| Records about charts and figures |
########################################
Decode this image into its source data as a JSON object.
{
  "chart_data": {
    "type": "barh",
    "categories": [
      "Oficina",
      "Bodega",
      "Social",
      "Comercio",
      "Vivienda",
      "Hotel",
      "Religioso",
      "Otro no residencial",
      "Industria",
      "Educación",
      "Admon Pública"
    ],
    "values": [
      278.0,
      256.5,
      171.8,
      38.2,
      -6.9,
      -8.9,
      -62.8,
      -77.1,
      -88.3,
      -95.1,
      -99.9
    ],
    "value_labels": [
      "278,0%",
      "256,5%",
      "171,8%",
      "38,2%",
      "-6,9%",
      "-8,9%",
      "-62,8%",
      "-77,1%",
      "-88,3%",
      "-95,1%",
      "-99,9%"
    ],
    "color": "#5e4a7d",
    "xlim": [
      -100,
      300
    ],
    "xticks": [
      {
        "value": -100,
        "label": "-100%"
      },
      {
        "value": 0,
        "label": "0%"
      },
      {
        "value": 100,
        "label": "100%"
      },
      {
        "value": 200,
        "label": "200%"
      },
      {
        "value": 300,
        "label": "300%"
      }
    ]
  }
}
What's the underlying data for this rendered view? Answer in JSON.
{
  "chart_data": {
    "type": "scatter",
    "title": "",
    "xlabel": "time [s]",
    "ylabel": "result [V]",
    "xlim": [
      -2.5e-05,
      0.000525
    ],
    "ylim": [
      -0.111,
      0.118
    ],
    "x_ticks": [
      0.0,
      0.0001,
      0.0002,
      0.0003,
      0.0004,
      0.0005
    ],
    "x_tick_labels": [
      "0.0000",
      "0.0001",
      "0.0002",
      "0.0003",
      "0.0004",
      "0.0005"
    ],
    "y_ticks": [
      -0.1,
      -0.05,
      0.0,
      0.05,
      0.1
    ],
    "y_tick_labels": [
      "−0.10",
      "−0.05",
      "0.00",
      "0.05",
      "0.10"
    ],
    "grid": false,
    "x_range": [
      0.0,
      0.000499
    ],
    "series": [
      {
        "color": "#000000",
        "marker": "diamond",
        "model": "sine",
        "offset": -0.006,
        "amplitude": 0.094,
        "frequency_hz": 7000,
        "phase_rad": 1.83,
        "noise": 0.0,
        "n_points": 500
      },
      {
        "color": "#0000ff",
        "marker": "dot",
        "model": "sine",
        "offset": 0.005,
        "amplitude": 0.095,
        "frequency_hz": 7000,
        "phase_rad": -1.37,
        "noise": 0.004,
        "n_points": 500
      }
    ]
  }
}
########################################
| Problem |
All of the entries above must be quoted exactly.

| Written response |
Decode this image into its source data as a JSON object.
{
  "chart_data": {
    "type": "barh",
    "categories": [
      "Oficina",
      "Bodega",
      "Social",
      "Comercio",
      "Vivienda",
      "Hotel",
      "Religioso",
      "Otro no residencial",
      "Industria",
      "Educación",
      "Admon Pública"
    ],
    "values": [
      278.0,
      256.5,
      171.8,
      38.2,
      -6.9,
      -8.9,
      -62.8,
      -77.1,
      -88.3,
      -95.1,
      -99.9
    ],
    "value_labels": [
      "278,0%",
      "256,5%",
      "171,8%",
      "38,2%",
      "-6,9%",
      "-8,9%",
      "-62,8%",
      "-77,1%",
      "-88,3%",
      "-95,1%",
      "-99,9%"
    ],
    "color": "#5e4a7d",
    "xlim": [
      -100,
      300
    ],
    "xticks": [
      {
        "value": -100,
        "label": "-100%"
      },
      {
        "value": 0,
        "label": "0%"
      },
      {
        "value": 100,
        "label": "100%"
      },
      {
        "value": 200,
        "label": "200%"
      },
      {
        "value": 300,
        "label": "300%"
      }
    ]
  }
}
What's the underlying data for this rendered view? Answer in JSON.
{
  "chart_data": {
    "type": "scatter",
    "title": "",
    "xlabel": "time [s]",
    "ylabel": "result [V]",
    "xlim": [
      -2.5e-05,
      0.000525
    ],
    "ylim": [
      -0.111,
      0.118
    ],
    "x_ticks": [
      0.0,
      0.0001,
      0.0002,
      0.0003,
      0.0004,
      0.0005
    ],
    "x_tick_labels": [
      "0.0000",
      "0.0001",
      "0.0002",
      "0.0003",
      "0.0004",
      "0.0005"
    ],
    "y_ticks": [
      -0.1,
      -0.05,
      0.0,
      0.05,
      0.1
    ],
    "y_tick_labels": [
      "−0.10",
      "−0.05",
      "0.00",
      "0.05",
      "0.10"
    ],
    "grid": false,
    "x_range": [
      0.0,
      0.000499
    ],
    "series": [
      {
        "color": "#000000",
        "marker": "diamond",
        "model": "sine",
        "offset": -0.006,
        "amplitude": 0.094,
        "frequency_hz": 7000,
        "phase_rad": 1.83,
        "noise": 0.0,
        "n_points": 500
      },
      {
        "color": "#0000ff",
        "marker": "dot",
        "model": "sine",
        "offset": 0.005,
        "amplitude": 0.095,
        "frequency_hz": 7000,
        "phase_rad": -1.37,
        "noise": 0.004,
        "n_points": 500
      }
    ]
  }
}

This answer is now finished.